[Stored items from a collection]
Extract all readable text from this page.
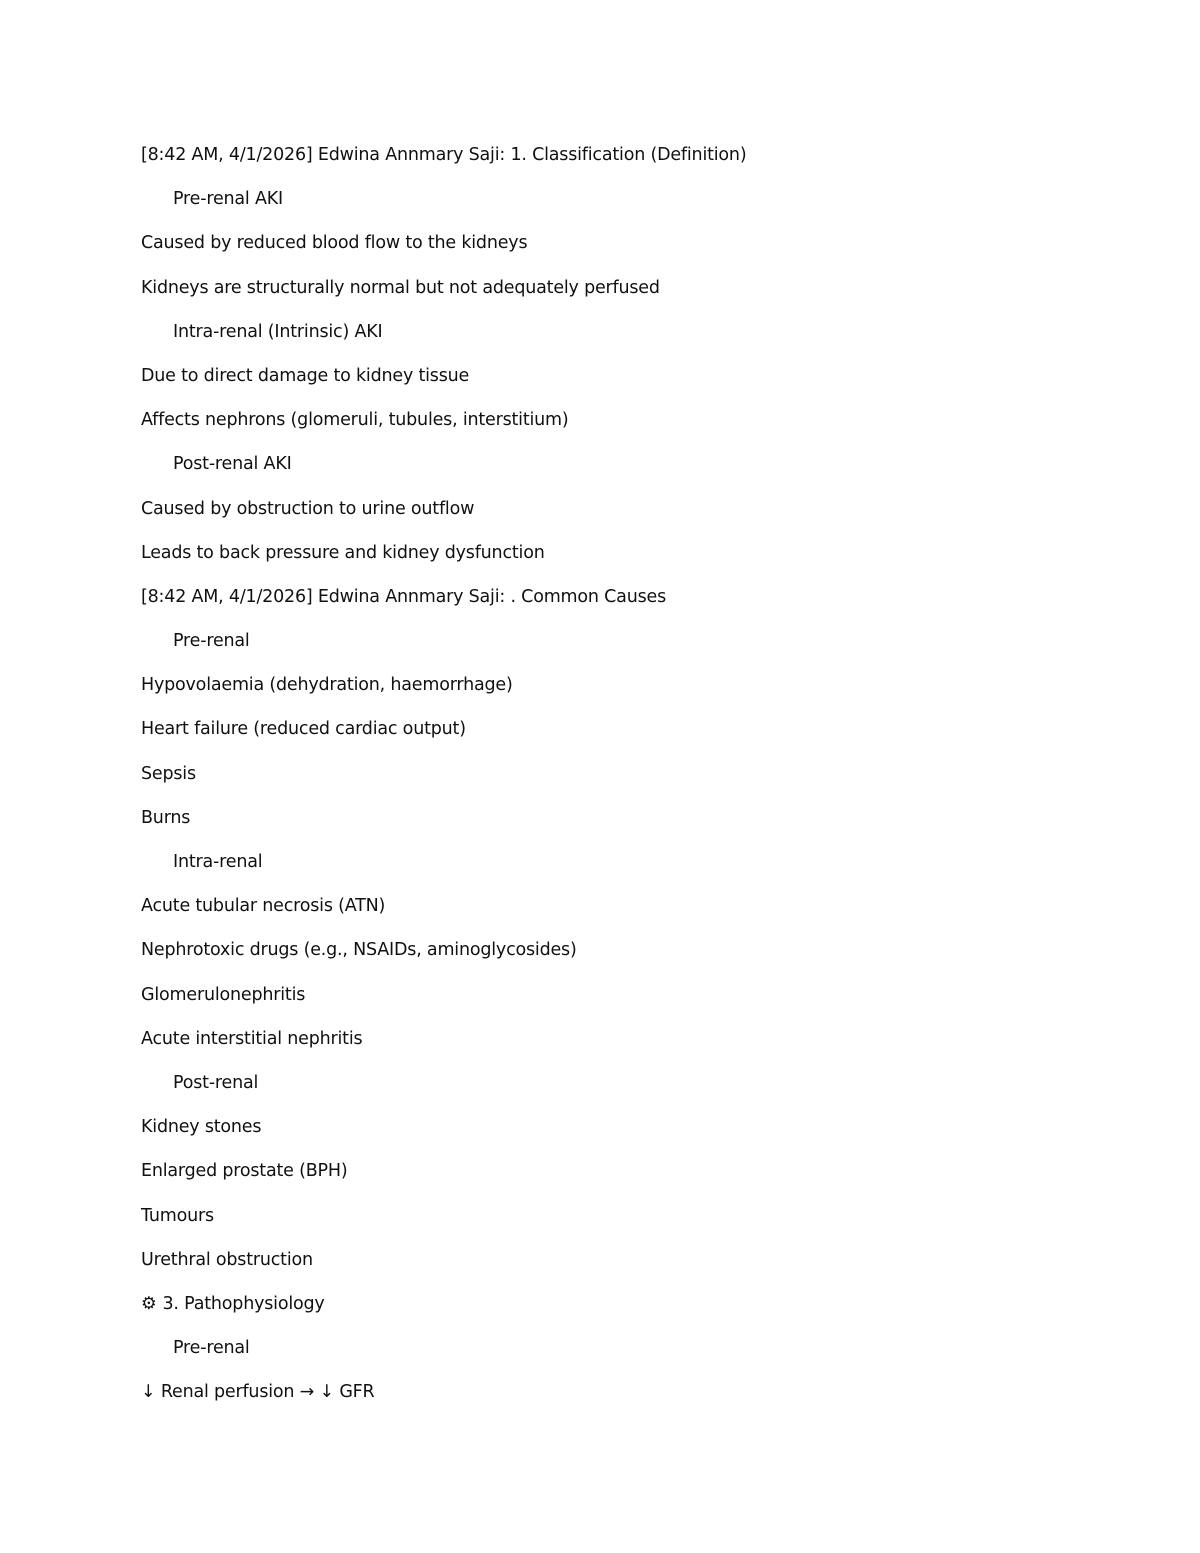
[8:42 AM, 4/1/2026] Edwina Annmary Saji: 1. Classification (Definition)
Pre-renal AKI
Caused by reduced blood flow to the kidneys
Kidneys are structurally normal but not adequately perfused
Intra-renal (Intrinsic) AKI
Due to direct damage to kidney tissue
Affects nephrons (glomeruli, tubules, interstitium)
Post-renal AKI
Caused by obstruction to urine outflow
Leads to back pressure and kidney dysfunction
[8:42 AM, 4/1/2026] Edwina Annmary Saji: . Common Causes
Pre-renal
Hypovolaemia (dehydration, haemorrhage)
Heart failure (reduced cardiac output)
Sepsis
Burns
Intra-renal
Acute tubular necrosis (ATN)
Nephrotoxic drugs (e.g., NSAIDs, aminoglycosides)
Glomerulonephritis
Acute interstitial nephritis
Post-renal
Kidney stones
Enlarged prostate (BPH)
Tumours
Urethral obstruction
⚙ 3. Pathophysiology
Pre-renal
↓ Renal perfusion → ↓ GFR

**Challenge**. Output all of the data exactly as it stands, minus any images.

**Correct response**.
Extract all readable text from this page.
[8:42 AM, 4/1/2026] Edwina Annmary Saji: 1. Classification (Definition)
Pre-renal AKI
Caused by reduced blood flow to the kidneys
Kidneys are structurally normal but not adequately perfused
Intra-renal (Intrinsic) AKI
Due to direct damage to kidney tissue
Affects nephrons (glomeruli, tubules, interstitium)
Post-renal AKI
Caused by obstruction to urine outflow
Leads to back pressure and kidney dysfunction
[8:42 AM, 4/1/2026] Edwina Annmary Saji: . Common Causes
Pre-renal
Hypovolaemia (dehydration, haemorrhage)
Heart failure (reduced cardiac output)
Sepsis
Burns
Intra-renal
Acute tubular necrosis (ATN)
Nephrotoxic drugs (e.g., NSAIDs, aminoglycosides)
Glomerulonephritis
Acute interstitial nephritis
Post-renal
Kidney stones
Enlarged prostate (BPH)
Tumours
Urethral obstruction
⚙ 3. Pathophysiology
Pre-renal
↓ Renal perfusion → ↓ GFR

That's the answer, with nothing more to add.